* Your objective: Every entry needs to be reproduced exactly.
— Start of Material for the task —
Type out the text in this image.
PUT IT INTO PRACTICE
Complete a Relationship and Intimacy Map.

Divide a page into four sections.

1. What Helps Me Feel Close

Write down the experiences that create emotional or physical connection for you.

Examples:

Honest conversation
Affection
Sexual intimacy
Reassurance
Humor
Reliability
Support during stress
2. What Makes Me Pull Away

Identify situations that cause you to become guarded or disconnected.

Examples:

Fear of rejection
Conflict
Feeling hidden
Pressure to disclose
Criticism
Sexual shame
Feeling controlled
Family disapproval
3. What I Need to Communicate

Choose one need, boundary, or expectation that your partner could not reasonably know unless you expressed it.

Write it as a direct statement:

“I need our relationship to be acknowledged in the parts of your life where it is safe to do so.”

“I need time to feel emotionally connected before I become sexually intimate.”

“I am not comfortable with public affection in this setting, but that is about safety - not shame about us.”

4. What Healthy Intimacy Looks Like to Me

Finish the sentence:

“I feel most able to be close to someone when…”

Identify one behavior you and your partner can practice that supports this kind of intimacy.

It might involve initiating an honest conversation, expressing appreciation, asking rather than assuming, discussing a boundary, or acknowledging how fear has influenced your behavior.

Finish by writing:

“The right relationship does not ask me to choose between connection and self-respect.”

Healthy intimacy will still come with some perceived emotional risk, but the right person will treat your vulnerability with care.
— End of Material for the task —
* The answer:
Type out the text in this image.
PUT IT INTO PRACTICE
Complete a Relationship and Intimacy Map.

Divide a page into four sections.

1. What Helps Me Feel Close

Write down the experiences that create emotional or physical connection for you.

Examples:

Honest conversation
Affection
Sexual intimacy
Reassurance
Humor
Reliability
Support during stress
2. What Makes Me Pull Away

Identify situations that cause you to become guarded or disconnected.

Examples:

Fear of rejection
Conflict
Feeling hidden
Pressure to disclose
Criticism
Sexual shame
Feeling controlled
Family disapproval
3. What I Need to Communicate

Choose one need, boundary, or expectation that your partner could not reasonably know unless you expressed it.

Write it as a direct statement:

“I need our relationship to be acknowledged in the parts of your life where it is safe to do so.”

“I need time to feel emotionally connected before I become sexually intimate.”

“I am not comfortable with public affection in this setting, but that is about safety - not shame about us.”

4. What Healthy Intimacy Looks Like to Me

Finish the sentence:

“I feel most able to be close to someone when…”

Identify one behavior you and your partner can practice that supports this kind of intimacy.

It might involve initiating an honest conversation, expressing appreciation, asking rather than assuming, discussing a boundary, or acknowledging how fear has influenced your behavior.

Finish by writing:

“The right relationship does not ask me to choose between connection and self-respect.”

Healthy intimacy will still come with some perceived emotional risk, but the right person will treat your vulnerability with care.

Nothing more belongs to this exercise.